> AIM:
Leave out the pictures and return every entry exactly as it appears.

> ITEMS:
++++++++
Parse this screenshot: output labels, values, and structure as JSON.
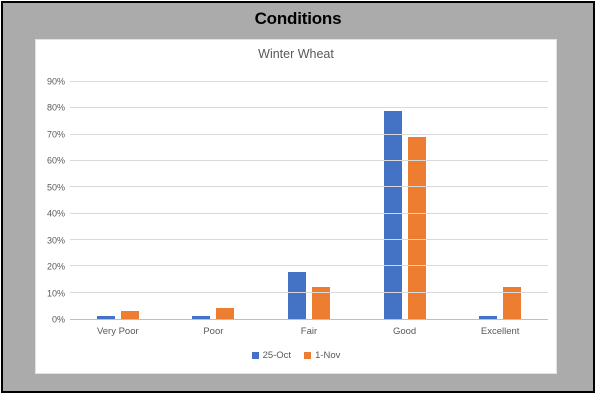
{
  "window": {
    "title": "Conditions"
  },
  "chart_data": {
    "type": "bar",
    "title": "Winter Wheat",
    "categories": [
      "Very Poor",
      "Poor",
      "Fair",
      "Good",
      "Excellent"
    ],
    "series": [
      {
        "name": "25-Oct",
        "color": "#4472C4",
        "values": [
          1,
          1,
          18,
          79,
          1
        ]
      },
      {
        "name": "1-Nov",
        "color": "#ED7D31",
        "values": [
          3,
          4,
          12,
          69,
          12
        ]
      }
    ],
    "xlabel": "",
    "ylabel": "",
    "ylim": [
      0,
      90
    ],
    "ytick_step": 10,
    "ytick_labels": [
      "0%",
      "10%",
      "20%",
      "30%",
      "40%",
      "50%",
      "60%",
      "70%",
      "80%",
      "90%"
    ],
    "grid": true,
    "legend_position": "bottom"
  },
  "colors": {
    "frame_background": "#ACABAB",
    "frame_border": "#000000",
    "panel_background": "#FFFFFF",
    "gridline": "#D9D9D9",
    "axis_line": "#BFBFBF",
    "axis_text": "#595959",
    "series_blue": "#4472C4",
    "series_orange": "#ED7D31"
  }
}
++++++++
> THE REPLY:
Parse this screenshot: output labels, values, and structure as JSON.
{
  "window": {
    "title": "Conditions"
  },
  "chart_data": {
    "type": "bar",
    "title": "Winter Wheat",
    "categories": [
      "Very Poor",
      "Poor",
      "Fair",
      "Good",
      "Excellent"
    ],
    "series": [
      {
        "name": "25-Oct",
        "color": "#4472C4",
        "values": [
          1,
          1,
          18,
          79,
          1
        ]
      },
      {
        "name": "1-Nov",
        "color": "#ED7D31",
        "values": [
          3,
          4,
          12,
          69,
          12
        ]
      }
    ],
    "xlabel": "",
    "ylabel": "",
    "ylim": [
      0,
      90
    ],
    "ytick_step": 10,
    "ytick_labels": [
      "0%",
      "10%",
      "20%",
      "30%",
      "40%",
      "50%",
      "60%",
      "70%",
      "80%",
      "90%"
    ],
    "grid": true,
    "legend_position": "bottom"
  },
  "colors": {
    "frame_background": "#ACABAB",
    "frame_border": "#000000",
    "panel_background": "#FFFFFF",
    "gridline": "#D9D9D9",
    "axis_line": "#BFBFBF",
    "axis_text": "#595959",
    "series_blue": "#4472C4",
    "series_orange": "#ED7D31"
  }
}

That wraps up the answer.